* O QUE FAZER:
(a) Liste os motivos que, segundo o item b) do texto sobre o PNRH, tornam muito elevados os custos de um programa de regulamentação direta.
(b) Indique se cada afirmação concorda com o texto sobre o PNRH, respondendo sim ou não e citando as palavras do texto que decidem:
(i) Os atores institucionais tendem a discordar dos objetivos de desenvolvimento sustentável do PNRH.
(ii) O Subprograma III.7 trata da aplicação de instrumentos econômicos à gestão de recursos hídricos.
(iii) A gestão cotidiana das normas em vigor conquista a confiança da opinião pública.
(c) Retome o texto sobre o PNRH logo após a última frase apresentada.

───── TEXTO FORNECIDO ─────

Ou seja, nenhum ator institucional, público ou privado, tende a exprimir desacordo quanto

aos objetivos de desenvolvimento sustentável do PNRH. Estes objetivos são considerados

meritórios do ponto de vista da opinião pública, sendo “politicamente correto” um cidadão e

uma organização responsáveis manifestar propensão a apoiá-lo. Contudo, isto não significa

que esteja pronto para tomar decisões, motivado para promover desobstruções ou eliminar

pontos de estrangulamento, a fim de chegar a acordos necessários para acelerar a

execução do Plano.

5. O SUB-PROGRAMA III.7 do PNRH (Aplicação de Instrumentos Econômicos à

Gestão de Recursos Hídricos) é fundamental para que o “Desenvolvimento e

Implementação dos Instrumentos de Gestão de Recursos Hídricos” não se limite aos

mecanismos regulatórios de comando e controle. Em geral, pode-se observar que: a) quanto

mais rigorosos forem os critérios de uma agência pública quanto aos padrões estabelecidos

para a qualidade de um recurso ambiental (os recursos hídricos das bacias hidrográficas,

por exemplo), maiores serão as chances de ter de defender estes critérios em morosos

processos administrativos ou em recursos interpostos em tribunais não-especializados e de

tornar-se impotente diante da continuidade dos processos de poluição; b) custos

administrativos elevados, assimetrias no acesso a informações relevantes, conflitos legais,

lentidões em processos administrativos e judiciais, diversidades de situações tecnológicas e

econômicas entre firmas de um mesmo setor (agropecuário, por exemplo), entre outros

motivos, fazem com que um programa bem sucedido de regulamentação direta seja uma

forma de intervenção governamental, com custos políticos e econômicos muito elevados; c)

ao mesmo tempo, a gestão cotidiana das normas e regulamentos em vigor não consegue

conquistar confiabilidade por parte da opinião pública quanto à sua eficiência e à sua

eficácia, dadas as dificuldades observadas na capacidade operacional dos órgãos gestores

(falta de pessoal especializado, níveis de salários insatisfatórios, baixo nível de motivação

para o trabalho, etc.).

───── DADOS FORNECIDOS ─────

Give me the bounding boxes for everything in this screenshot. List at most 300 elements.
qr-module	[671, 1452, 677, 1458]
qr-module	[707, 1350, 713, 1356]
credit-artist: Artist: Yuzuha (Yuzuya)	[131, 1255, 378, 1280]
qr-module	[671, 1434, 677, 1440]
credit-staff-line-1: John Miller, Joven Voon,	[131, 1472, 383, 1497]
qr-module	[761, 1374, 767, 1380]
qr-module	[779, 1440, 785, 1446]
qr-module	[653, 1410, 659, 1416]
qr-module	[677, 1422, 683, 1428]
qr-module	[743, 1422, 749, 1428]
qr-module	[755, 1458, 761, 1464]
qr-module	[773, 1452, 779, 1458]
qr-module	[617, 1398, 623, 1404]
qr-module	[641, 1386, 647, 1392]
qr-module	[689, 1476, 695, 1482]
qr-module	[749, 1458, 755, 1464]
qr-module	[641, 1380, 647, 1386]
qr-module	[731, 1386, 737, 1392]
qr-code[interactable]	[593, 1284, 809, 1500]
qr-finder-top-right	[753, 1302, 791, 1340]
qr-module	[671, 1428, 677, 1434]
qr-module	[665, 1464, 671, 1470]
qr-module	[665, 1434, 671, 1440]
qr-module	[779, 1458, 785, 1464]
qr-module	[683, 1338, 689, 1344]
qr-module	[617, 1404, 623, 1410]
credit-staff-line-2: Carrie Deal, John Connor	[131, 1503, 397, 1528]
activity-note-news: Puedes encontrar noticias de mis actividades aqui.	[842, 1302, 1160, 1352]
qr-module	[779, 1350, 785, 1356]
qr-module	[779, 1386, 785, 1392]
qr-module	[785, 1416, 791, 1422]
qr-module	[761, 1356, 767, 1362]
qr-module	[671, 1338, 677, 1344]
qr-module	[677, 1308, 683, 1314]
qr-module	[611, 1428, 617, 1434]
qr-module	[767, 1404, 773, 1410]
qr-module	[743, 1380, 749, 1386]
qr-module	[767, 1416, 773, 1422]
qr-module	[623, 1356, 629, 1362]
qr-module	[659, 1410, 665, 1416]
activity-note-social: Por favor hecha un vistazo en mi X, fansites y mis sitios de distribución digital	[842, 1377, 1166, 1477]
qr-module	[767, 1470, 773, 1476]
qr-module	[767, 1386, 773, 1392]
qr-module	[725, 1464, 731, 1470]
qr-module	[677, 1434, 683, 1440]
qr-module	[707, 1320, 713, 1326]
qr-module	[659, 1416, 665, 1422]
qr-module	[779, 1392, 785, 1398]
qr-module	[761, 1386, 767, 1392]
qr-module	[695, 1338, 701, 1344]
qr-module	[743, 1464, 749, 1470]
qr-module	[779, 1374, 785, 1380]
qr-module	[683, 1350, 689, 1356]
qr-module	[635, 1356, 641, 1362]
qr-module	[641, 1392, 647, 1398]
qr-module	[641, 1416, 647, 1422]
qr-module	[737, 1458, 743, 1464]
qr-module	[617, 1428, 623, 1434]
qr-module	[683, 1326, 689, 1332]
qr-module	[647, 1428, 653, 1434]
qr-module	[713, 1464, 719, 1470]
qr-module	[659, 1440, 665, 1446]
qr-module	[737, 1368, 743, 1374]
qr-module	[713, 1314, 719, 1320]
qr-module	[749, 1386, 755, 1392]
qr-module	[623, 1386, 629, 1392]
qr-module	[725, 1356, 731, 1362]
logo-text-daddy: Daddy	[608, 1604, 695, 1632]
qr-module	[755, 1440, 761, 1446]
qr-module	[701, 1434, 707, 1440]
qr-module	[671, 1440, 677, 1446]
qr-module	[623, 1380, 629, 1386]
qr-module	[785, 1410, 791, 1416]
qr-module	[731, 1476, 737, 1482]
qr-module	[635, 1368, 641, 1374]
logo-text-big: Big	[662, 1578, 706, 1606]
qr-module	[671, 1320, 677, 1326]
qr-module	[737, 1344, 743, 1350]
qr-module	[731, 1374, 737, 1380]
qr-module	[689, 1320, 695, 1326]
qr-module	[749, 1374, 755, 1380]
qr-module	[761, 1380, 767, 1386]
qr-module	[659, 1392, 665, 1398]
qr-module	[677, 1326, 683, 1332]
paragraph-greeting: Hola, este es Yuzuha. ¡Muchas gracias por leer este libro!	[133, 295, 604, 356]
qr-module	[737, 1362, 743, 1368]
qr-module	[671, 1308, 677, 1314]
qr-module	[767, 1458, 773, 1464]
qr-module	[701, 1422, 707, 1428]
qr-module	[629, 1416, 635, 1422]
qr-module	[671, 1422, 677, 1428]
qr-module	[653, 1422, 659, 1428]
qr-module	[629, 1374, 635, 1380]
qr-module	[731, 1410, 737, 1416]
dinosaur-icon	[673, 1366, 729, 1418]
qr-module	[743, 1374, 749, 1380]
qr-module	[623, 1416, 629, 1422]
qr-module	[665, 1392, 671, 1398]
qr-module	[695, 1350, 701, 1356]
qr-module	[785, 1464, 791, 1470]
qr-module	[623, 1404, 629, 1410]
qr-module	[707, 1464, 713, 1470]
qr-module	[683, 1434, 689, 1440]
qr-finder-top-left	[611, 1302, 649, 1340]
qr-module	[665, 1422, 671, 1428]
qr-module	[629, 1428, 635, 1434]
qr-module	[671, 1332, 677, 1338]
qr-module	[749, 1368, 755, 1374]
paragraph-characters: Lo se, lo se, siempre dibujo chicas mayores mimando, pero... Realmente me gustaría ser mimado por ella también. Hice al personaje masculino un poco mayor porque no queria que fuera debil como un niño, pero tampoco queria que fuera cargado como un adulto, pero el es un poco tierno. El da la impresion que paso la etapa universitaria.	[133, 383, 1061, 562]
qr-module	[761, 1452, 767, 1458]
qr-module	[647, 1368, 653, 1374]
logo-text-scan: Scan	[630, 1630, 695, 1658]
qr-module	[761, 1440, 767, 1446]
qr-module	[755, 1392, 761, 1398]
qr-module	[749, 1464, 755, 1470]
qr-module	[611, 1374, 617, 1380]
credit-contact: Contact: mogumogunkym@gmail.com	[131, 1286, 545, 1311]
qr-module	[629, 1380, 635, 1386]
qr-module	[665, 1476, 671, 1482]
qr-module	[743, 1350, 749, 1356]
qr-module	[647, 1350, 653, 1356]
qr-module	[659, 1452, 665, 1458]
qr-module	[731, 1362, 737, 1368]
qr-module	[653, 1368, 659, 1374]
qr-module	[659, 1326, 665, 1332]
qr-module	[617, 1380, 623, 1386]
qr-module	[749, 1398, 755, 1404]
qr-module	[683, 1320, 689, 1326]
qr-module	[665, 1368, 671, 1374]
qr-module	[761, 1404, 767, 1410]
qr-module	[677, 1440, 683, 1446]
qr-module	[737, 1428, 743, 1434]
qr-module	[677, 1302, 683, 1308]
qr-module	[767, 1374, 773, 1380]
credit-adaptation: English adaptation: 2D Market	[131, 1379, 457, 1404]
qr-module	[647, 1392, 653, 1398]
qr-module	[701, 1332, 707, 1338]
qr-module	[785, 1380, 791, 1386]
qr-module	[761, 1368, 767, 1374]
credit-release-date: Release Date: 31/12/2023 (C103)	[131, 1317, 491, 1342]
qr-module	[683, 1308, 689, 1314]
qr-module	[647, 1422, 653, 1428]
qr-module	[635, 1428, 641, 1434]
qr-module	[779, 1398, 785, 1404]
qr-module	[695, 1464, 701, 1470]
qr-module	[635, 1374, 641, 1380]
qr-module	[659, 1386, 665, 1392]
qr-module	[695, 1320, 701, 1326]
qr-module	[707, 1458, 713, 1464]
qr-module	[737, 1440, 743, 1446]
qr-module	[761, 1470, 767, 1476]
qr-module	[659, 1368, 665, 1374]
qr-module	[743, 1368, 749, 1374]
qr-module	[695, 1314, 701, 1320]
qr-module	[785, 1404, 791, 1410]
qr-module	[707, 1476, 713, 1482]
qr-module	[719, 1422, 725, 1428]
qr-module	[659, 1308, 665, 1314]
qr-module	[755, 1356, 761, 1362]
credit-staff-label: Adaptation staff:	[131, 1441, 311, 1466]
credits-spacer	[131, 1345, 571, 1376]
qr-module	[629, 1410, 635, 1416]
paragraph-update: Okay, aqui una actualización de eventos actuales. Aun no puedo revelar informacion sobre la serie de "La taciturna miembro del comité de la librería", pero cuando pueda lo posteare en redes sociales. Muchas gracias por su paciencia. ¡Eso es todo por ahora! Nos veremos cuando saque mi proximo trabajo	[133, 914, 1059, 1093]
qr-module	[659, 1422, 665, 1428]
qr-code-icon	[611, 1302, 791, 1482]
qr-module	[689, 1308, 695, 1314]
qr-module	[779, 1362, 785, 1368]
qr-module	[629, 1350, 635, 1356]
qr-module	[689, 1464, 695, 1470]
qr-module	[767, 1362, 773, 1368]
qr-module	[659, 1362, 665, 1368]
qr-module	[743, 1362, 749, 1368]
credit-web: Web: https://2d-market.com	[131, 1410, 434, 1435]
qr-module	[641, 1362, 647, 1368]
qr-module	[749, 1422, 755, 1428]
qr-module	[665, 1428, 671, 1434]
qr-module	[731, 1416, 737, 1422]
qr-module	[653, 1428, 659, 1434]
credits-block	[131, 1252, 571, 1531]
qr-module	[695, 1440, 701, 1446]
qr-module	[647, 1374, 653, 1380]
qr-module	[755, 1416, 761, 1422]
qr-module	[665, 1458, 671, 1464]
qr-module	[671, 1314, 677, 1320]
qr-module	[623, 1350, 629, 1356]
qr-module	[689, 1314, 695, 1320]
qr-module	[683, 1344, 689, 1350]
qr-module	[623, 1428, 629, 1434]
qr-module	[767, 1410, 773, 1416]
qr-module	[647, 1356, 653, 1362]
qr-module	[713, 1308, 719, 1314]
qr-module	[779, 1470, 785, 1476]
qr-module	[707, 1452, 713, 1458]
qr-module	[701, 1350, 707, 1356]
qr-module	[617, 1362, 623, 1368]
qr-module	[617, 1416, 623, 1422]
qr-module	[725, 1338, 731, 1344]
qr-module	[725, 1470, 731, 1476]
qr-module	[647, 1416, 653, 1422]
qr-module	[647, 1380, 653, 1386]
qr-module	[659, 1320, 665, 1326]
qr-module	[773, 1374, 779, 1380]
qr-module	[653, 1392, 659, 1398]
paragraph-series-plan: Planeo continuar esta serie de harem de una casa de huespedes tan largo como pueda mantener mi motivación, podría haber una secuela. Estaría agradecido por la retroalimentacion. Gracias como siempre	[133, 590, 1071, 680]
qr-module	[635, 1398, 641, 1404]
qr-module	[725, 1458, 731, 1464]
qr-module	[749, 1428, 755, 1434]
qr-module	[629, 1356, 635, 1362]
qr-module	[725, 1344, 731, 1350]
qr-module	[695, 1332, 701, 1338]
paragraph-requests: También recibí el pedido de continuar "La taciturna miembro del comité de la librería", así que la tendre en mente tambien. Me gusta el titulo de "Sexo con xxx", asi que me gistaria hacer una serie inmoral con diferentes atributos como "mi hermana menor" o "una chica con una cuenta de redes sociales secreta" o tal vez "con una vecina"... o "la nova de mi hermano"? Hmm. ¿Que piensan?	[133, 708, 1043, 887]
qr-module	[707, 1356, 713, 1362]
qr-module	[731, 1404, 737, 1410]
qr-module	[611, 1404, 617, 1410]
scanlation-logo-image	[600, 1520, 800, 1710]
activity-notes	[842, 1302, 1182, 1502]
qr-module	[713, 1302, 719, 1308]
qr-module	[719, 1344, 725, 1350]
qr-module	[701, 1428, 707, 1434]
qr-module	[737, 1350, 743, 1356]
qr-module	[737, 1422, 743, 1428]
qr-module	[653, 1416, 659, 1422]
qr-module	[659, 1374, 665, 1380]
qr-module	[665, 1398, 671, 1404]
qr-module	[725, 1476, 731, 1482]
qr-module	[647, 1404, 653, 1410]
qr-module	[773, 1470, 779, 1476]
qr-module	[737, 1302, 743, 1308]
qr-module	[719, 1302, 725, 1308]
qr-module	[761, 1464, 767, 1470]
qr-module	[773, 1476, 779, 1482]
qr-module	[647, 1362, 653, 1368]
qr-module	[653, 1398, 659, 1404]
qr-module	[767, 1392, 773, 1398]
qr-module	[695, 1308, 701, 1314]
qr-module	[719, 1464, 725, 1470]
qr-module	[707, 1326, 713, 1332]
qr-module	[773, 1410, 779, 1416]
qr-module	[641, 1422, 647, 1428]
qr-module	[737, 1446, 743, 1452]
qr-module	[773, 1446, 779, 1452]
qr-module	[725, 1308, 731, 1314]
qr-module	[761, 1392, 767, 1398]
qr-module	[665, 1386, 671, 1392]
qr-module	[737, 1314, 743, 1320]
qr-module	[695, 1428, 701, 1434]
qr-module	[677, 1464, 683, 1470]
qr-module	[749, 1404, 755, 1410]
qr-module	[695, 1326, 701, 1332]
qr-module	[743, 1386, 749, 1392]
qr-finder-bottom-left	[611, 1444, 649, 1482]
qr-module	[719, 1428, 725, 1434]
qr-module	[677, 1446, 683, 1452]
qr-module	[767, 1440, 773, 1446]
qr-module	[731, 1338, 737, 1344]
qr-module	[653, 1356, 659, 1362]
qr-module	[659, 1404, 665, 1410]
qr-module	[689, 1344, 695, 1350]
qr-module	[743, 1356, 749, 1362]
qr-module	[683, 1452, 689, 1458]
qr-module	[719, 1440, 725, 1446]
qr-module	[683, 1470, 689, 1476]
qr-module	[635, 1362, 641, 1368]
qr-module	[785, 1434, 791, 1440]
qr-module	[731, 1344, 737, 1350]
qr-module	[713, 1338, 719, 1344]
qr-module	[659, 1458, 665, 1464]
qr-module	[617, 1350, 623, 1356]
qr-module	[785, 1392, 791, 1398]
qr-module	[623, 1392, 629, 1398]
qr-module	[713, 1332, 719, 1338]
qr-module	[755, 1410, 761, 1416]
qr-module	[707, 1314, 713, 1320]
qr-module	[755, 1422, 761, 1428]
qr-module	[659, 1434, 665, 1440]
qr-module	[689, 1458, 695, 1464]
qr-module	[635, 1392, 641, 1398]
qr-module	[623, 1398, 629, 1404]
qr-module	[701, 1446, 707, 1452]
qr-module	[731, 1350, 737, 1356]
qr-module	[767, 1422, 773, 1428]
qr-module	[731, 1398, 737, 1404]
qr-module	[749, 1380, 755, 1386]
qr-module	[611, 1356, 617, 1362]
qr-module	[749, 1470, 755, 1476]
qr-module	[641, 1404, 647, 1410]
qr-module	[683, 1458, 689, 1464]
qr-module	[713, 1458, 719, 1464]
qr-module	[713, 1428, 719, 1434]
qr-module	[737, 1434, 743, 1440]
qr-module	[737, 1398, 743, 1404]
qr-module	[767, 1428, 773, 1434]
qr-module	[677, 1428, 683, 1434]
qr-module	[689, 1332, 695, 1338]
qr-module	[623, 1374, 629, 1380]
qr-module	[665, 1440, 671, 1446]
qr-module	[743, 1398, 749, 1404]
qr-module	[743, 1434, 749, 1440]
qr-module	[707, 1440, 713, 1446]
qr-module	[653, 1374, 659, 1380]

─────

* RESPOSTAS:
(a)
1. Custos administrativos elevados
2. Assimetrias no acesso a informações relevantes
3. Conflitos legais
4. Lentidões em processos administrativos e judiciais
5. Diversidades de situações tecnológicas e econômicas entre firmas de um mesmo setor

(b)
(i) Não: "nenhum ator institucional, público ou privado, tende a exprimir desacordo quanto aos objetivos de desenvolvimento sustentável do PNRH"
(ii) Sim: "O SUB-PROGRAMA III.7 do PNRH (Aplicação de Instrumentos Econômicos à Gestão de Recursos Hídricos)"
(iii) Não: "a gestão cotidiana das normas e regulamentos em vigor não consegue conquistar confiabilidade por parte da opinião pública quanto à sua eficiência e à sua eficácia"

(c)
V

6. Feitas estas reflexões, é possível fazer as seguintes recomendações:

a) o PNRH, após a sua elaboração e aprovação legislativa, precisa preparar um documento

denominado Estratégia de Implementação, que definirá como fazer acontecer o que foi

proposto, os instrumentos econômicos e os mecanismos institucionais a serem adotados,

como viabilizar o financiamento dos Programas e Sub-Programas, os cronogramas físicos e

financeiros de sua execução, etc.;

b) o PNRH precisa ser negociado detalhadamente com as autoridades econômicas das

Secretarias do Orçamento e do Tesouro Nacional para definir o seu financiamento a partir

da LDO, do OGU, de PPAs, etc., inclusive as implicações de custos de custeio e de

investimento previstos para as ações regulatórias mais significativas (por exemplo: SUB-

PROGRAMA III.6 – Planos de Recursos Hídricos e Enquadramento de Corpos Hídricos em

Classes de Uso);

c) é fundamental organizar um sistema de gerenciamento orientado para resultados

(SIGEOR) o qual inclui um conjunto de indicadores intermediários e finalísticos, visando ao

controle e à avaliação do PNRH;

d) o PNRH precisa dispor de um projeto de comunicação social relativo às suas Macro-

Diretrizes e aos seus Programas e Sub-Programas, visando a atingir aos principais

formadores de opinião (stakeholders) do País e de suas regiões;

f) o PNRH deve utilizar o sistema de rolling plan, através do qual, no fim da sua execução

em cada ano, ele é refeito a partir das experiências ocorridas, das novas realidades

econômicas e político-institucionais do agravamento dos indicadores de sustentabilidade

ambiental das bacias hidrográficas do País, etc.